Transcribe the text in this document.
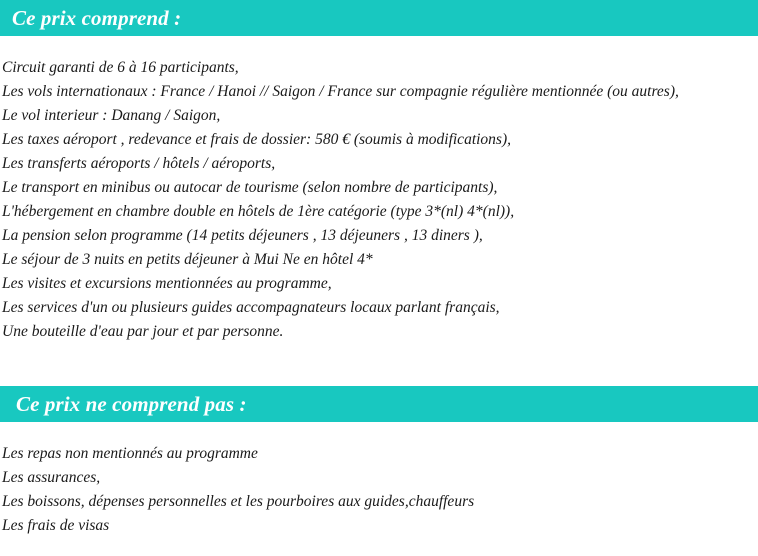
Ce prix comprend :
Circuit garanti de 6 à 16 participants,
Les vols internationaux : France / Hanoi // Saigon / France sur compagnie régulière mentionnée (ou autres),
Le vol interieur : Danang / Saigon,
Les taxes aéroport , redevance et frais de dossier: 580 € (soumis à modifications),
Les transferts aéroports / hôtels / aéroports,
Le transport en minibus ou autocar de tourisme (selon nombre de participants),
L'hébergement en chambre double en hôtels de 1ère catégorie (type 3*(nl) 4*(nl)),
La pension selon programme (14 petits déjeuners , 13 déjeuners , 13 diners ),
Le séjour de 3 nuits en petits déjeuner à Mui Ne en hôtel 4*
Les visites et excursions mentionnées au programme,
Les services d'un ou plusieurs guides accompagnateurs locaux parlant français,
Une bouteille d'eau par jour et par personne.
Ce prix ne comprend pas :
Les repas non mentionnés au programme
Les assurances,
Les boissons, dépenses personnelles et les pourboires aux guides,chauffeurs
Les frais de visas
##############################
## Task to carry out
Every line of the material is to be quoted exactly, with no pictures carried over.

## Expected answer
Transcribe the text in this document.
Ce prix comprend :
Circuit garanti de 6 à 16 participants,
Les vols internationaux : France / Hanoi // Saigon / France sur compagnie régulière mentionnée (ou autres),
Le vol interieur : Danang / Saigon,
Les taxes aéroport , redevance et frais de dossier: 580 € (soumis à modifications),
Les transferts aéroports / hôtels / aéroports,
Le transport en minibus ou autocar de tourisme (selon nombre de participants),
L'hébergement en chambre double en hôtels de 1ère catégorie (type 3*(nl) 4*(nl)),
La pension selon programme (14 petits déjeuners , 13 déjeuners , 13 diners ),
Le séjour de 3 nuits en petits déjeuner à Mui Ne en hôtel 4*
Les visites et excursions mentionnées au programme,
Les services d'un ou plusieurs guides accompagnateurs locaux parlant français,
Une bouteille d'eau par jour et par personne.
Ce prix ne comprend pas :
Les repas non mentionnés au programme
Les assurances,
Les boissons, dépenses personnelles et les pourboires aux guides,chauffeurs
Les frais de visas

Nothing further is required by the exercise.